Collected data entries
* start *
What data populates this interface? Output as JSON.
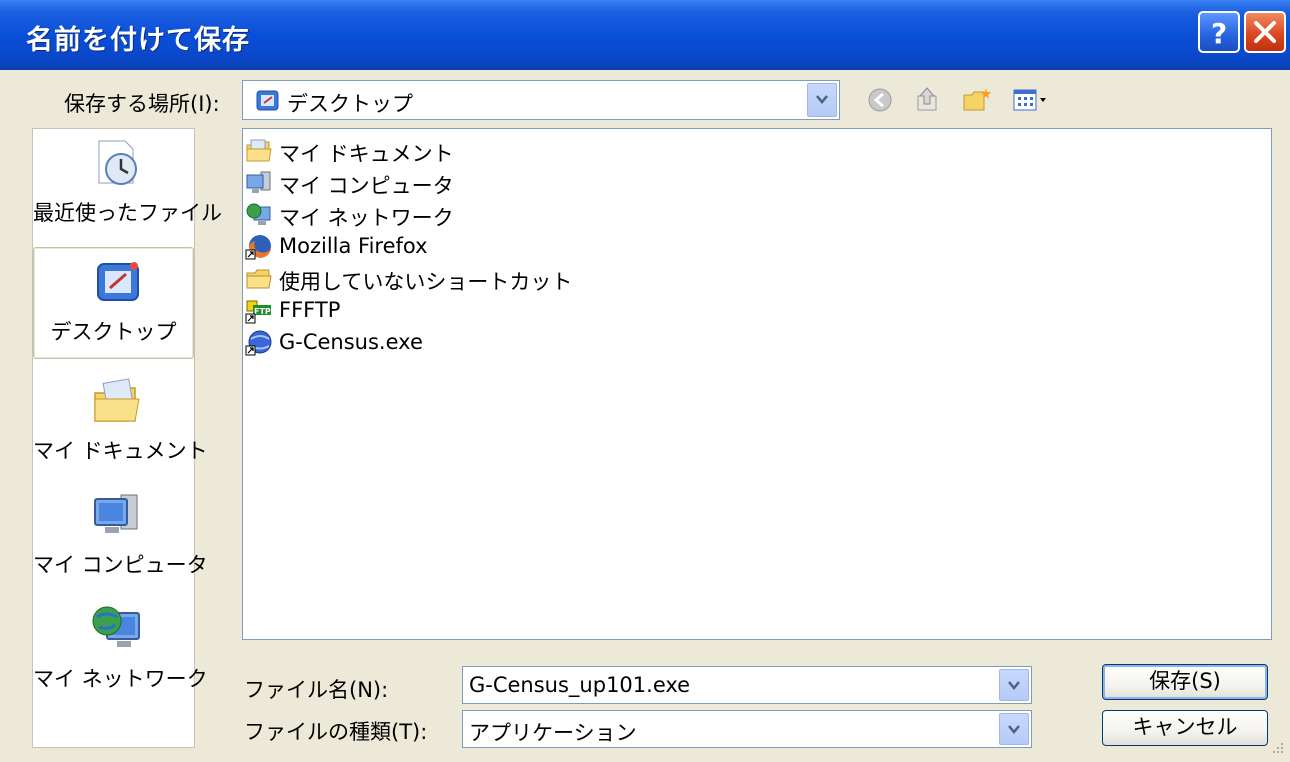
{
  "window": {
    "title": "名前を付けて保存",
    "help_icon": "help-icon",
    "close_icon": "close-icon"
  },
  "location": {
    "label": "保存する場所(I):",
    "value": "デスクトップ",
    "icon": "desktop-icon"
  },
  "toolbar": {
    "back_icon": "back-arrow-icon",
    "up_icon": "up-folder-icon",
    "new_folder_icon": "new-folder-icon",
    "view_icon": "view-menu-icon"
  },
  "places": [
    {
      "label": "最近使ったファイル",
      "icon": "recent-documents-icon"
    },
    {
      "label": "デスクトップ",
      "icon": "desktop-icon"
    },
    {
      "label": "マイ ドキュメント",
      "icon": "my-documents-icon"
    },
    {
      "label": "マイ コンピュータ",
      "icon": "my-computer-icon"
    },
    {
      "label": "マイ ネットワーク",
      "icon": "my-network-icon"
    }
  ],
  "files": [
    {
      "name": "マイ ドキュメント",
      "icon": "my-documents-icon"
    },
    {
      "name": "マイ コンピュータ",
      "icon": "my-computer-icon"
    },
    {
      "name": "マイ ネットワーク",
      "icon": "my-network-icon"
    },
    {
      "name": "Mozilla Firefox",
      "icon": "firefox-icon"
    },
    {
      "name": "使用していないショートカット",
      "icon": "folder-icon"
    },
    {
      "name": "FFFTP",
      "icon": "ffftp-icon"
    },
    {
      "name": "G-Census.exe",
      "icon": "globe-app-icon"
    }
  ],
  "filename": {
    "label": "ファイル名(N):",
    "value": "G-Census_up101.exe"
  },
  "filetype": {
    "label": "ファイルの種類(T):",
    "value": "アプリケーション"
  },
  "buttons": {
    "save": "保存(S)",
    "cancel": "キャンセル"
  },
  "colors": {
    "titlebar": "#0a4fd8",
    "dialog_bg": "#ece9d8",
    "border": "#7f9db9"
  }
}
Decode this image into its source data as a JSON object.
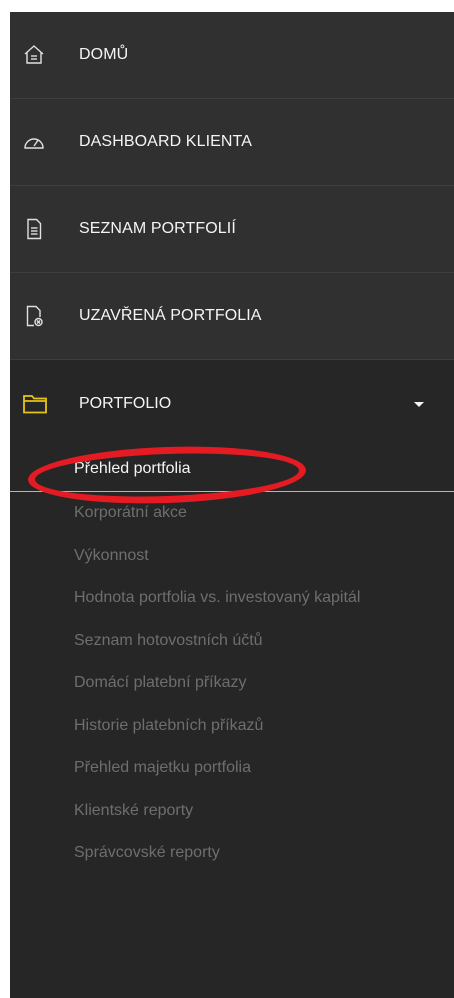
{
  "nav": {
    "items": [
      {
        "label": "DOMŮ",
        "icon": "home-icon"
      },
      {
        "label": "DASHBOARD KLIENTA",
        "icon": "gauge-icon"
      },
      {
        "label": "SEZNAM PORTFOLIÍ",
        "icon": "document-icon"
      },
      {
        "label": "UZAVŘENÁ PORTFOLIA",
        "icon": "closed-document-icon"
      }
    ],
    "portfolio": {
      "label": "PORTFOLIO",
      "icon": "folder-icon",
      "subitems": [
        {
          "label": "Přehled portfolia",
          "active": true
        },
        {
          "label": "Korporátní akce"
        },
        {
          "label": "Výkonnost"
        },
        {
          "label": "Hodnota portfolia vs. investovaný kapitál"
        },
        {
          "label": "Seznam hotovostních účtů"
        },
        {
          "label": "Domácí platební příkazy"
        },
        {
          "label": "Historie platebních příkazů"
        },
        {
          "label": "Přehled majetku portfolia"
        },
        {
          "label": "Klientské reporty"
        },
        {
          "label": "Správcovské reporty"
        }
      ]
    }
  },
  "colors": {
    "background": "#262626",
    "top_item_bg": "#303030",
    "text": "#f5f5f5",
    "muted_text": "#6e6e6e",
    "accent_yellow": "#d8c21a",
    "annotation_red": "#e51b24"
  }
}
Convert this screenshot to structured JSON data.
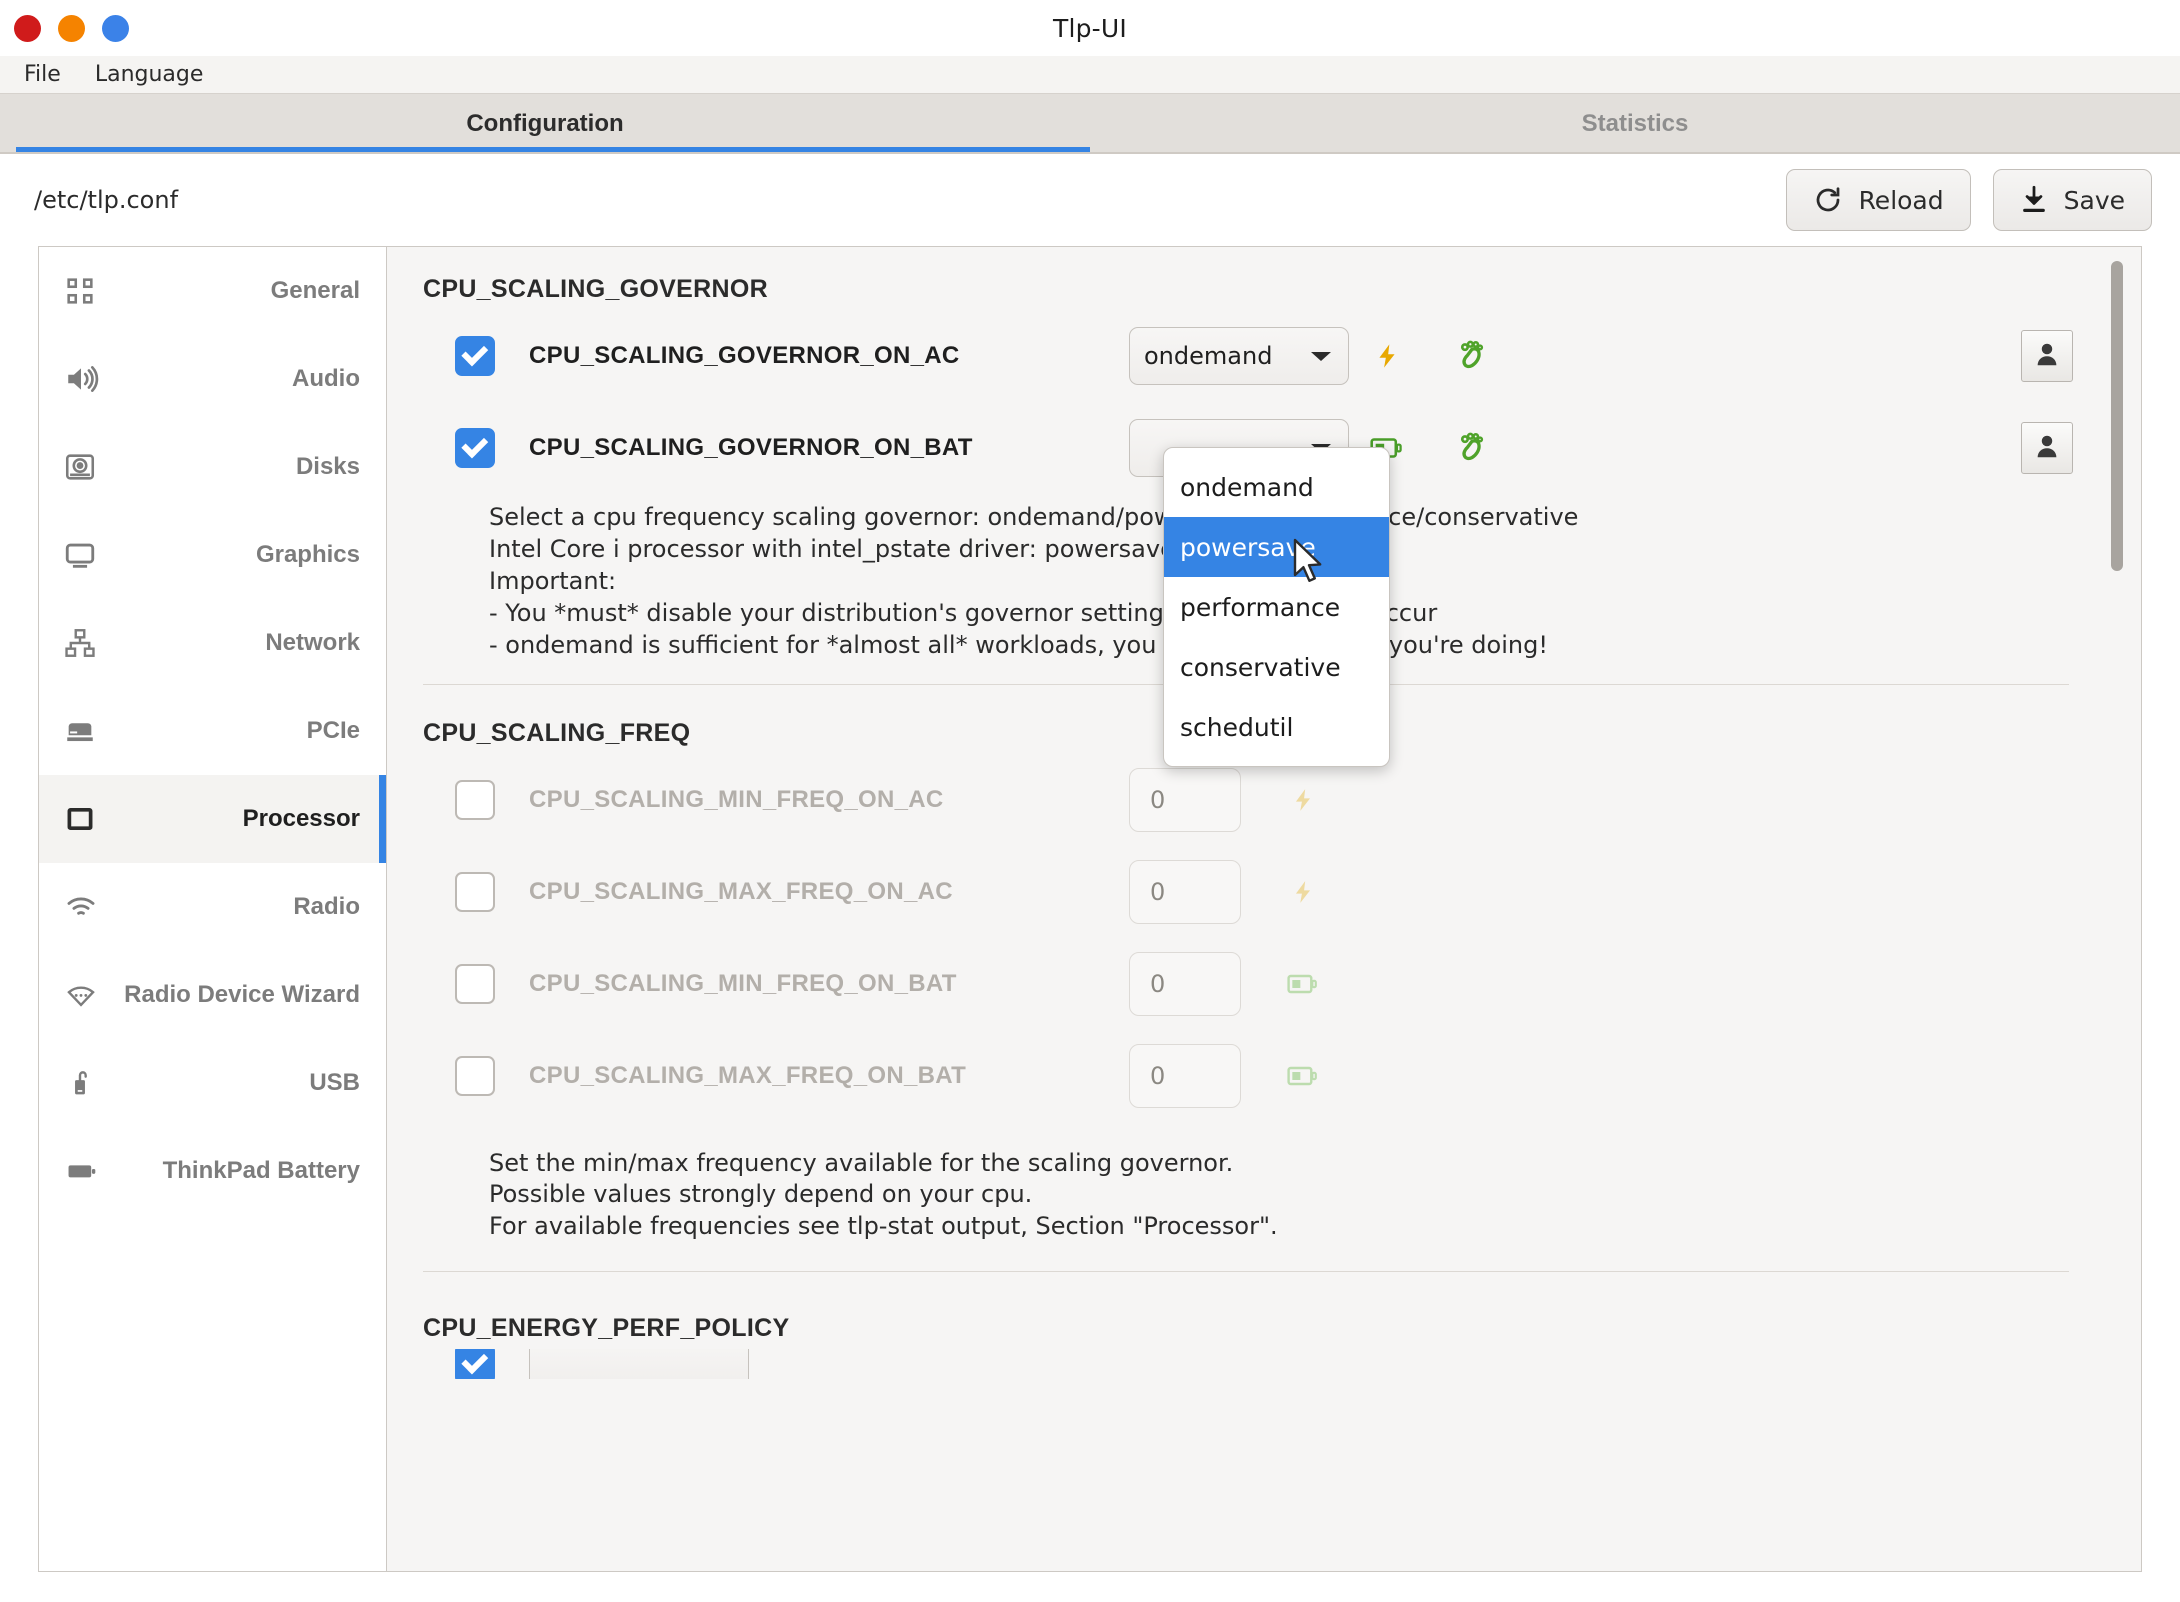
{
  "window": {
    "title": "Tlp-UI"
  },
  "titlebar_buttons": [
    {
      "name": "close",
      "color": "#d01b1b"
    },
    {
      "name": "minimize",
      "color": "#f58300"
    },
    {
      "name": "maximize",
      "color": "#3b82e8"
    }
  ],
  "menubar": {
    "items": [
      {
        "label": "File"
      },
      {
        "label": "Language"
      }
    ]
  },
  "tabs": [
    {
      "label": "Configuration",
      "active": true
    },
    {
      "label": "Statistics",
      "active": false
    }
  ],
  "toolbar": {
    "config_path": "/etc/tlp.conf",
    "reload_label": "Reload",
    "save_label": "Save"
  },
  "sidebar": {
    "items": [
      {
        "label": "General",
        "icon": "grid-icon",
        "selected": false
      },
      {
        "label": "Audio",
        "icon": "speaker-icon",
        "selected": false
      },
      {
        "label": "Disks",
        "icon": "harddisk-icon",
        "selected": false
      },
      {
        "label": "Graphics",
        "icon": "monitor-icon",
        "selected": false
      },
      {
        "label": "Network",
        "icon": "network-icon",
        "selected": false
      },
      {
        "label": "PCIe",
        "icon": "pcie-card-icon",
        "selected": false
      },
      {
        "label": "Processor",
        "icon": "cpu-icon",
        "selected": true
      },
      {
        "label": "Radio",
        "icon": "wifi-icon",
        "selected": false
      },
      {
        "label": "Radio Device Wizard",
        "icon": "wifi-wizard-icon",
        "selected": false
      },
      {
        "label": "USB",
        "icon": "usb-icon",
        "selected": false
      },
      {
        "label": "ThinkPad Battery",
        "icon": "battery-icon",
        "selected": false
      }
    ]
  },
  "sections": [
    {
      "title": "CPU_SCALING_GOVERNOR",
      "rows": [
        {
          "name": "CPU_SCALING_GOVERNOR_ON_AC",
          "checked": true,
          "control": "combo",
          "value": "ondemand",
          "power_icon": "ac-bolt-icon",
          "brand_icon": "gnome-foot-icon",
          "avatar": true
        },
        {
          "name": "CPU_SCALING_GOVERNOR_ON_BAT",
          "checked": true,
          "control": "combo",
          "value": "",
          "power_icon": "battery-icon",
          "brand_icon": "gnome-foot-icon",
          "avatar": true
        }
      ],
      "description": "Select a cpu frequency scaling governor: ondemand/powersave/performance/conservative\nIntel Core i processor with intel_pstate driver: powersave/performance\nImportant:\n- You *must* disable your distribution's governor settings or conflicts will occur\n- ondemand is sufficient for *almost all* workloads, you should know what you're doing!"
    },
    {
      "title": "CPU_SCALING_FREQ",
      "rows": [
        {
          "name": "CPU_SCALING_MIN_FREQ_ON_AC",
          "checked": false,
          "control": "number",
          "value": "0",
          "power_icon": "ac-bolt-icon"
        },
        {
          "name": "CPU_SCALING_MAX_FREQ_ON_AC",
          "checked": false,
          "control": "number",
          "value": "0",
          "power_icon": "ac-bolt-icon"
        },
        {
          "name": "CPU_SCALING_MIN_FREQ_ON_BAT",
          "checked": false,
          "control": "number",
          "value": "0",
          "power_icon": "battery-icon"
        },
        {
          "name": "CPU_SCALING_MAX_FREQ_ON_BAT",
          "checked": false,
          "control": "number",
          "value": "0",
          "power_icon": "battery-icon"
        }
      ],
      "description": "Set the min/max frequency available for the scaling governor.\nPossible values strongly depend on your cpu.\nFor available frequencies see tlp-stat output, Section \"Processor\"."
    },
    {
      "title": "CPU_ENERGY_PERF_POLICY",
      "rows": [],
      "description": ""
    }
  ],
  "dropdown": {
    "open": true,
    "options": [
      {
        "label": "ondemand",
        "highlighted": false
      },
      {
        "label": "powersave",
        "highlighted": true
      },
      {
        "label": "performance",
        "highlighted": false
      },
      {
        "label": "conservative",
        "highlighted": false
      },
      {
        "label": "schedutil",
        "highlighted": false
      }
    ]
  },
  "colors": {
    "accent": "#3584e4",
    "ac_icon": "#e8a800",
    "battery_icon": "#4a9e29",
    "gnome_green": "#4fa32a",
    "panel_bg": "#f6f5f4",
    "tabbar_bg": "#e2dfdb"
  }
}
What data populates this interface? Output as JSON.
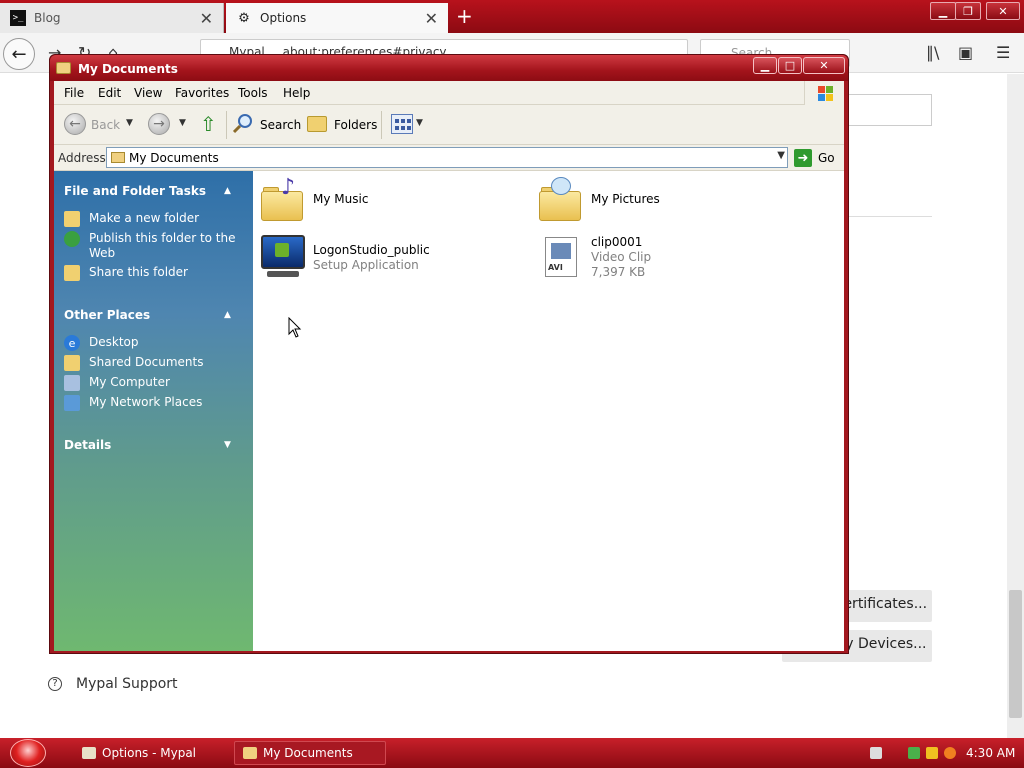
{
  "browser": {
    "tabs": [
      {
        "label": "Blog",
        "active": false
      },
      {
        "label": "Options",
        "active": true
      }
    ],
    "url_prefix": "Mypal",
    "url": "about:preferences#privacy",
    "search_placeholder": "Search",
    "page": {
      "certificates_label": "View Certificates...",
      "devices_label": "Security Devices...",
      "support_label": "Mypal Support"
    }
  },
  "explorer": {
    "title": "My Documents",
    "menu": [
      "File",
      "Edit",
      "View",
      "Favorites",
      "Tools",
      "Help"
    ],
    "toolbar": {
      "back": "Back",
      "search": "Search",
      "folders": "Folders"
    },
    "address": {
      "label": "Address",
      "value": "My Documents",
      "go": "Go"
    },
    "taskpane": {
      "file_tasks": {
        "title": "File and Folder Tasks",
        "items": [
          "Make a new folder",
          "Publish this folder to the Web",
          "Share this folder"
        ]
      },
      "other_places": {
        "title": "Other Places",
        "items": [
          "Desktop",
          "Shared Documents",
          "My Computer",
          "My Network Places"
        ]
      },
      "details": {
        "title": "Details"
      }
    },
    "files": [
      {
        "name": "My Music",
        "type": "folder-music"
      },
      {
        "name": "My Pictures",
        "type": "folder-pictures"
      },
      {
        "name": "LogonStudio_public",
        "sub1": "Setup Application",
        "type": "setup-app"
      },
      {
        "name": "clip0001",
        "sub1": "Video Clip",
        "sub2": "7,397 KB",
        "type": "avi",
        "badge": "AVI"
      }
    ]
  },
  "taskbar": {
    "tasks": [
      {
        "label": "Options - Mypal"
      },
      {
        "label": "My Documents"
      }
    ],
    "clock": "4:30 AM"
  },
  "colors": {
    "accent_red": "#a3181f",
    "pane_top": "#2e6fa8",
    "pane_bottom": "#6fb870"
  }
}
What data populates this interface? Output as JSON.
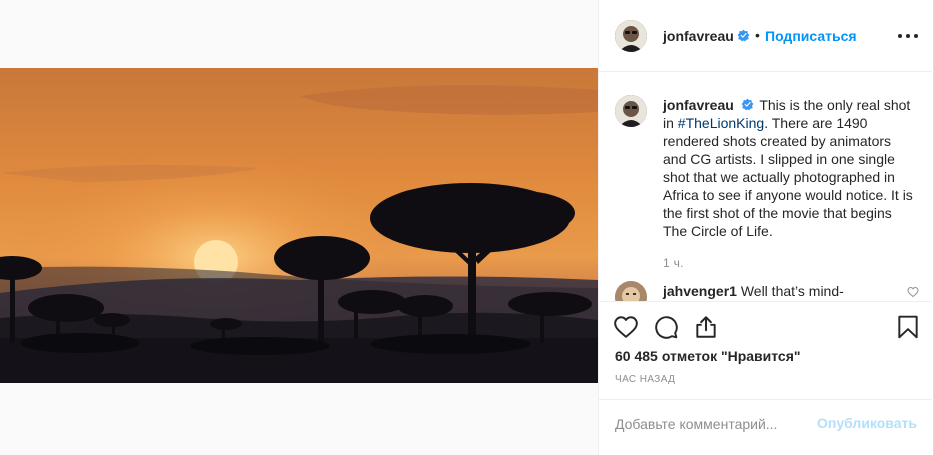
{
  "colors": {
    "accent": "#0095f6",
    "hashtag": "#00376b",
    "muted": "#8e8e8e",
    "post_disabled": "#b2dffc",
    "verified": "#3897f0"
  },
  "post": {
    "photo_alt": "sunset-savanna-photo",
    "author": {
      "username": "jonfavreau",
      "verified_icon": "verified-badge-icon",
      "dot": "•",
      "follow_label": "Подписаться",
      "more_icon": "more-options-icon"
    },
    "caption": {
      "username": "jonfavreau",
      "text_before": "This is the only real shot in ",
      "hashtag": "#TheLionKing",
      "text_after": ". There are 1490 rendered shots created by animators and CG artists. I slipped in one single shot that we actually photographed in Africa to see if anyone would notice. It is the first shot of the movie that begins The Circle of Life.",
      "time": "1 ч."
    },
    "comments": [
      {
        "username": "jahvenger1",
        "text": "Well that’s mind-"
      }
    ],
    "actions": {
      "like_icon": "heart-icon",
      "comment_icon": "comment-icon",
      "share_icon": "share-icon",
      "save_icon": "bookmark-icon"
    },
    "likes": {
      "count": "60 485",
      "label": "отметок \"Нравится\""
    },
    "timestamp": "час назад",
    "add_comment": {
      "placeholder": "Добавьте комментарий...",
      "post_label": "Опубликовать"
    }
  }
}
* end *
■ GIVEN PROBLEM:
Every line of the records that includes the word "description" should be gathered.

■ THE RESPONSE:
      "description": "Select a cpu frequency scaling governor: ondemand/powersave/performance/conservative\nIntel Core i processor with intel_pstate driver: powersave/performance\nImportant:\n- You *must* disable your distribution's governor settings or conflicts will occur\n- ondemand is sufficient for *almost all* workloads, you should know what you're doing!"
      "description": "Set the min/max frequency available for the scaling governor.\nPossible values strongly depend on your cpu.\nFor available frequencies see tlp-stat output, Section \"Processor\"."
      "description": ""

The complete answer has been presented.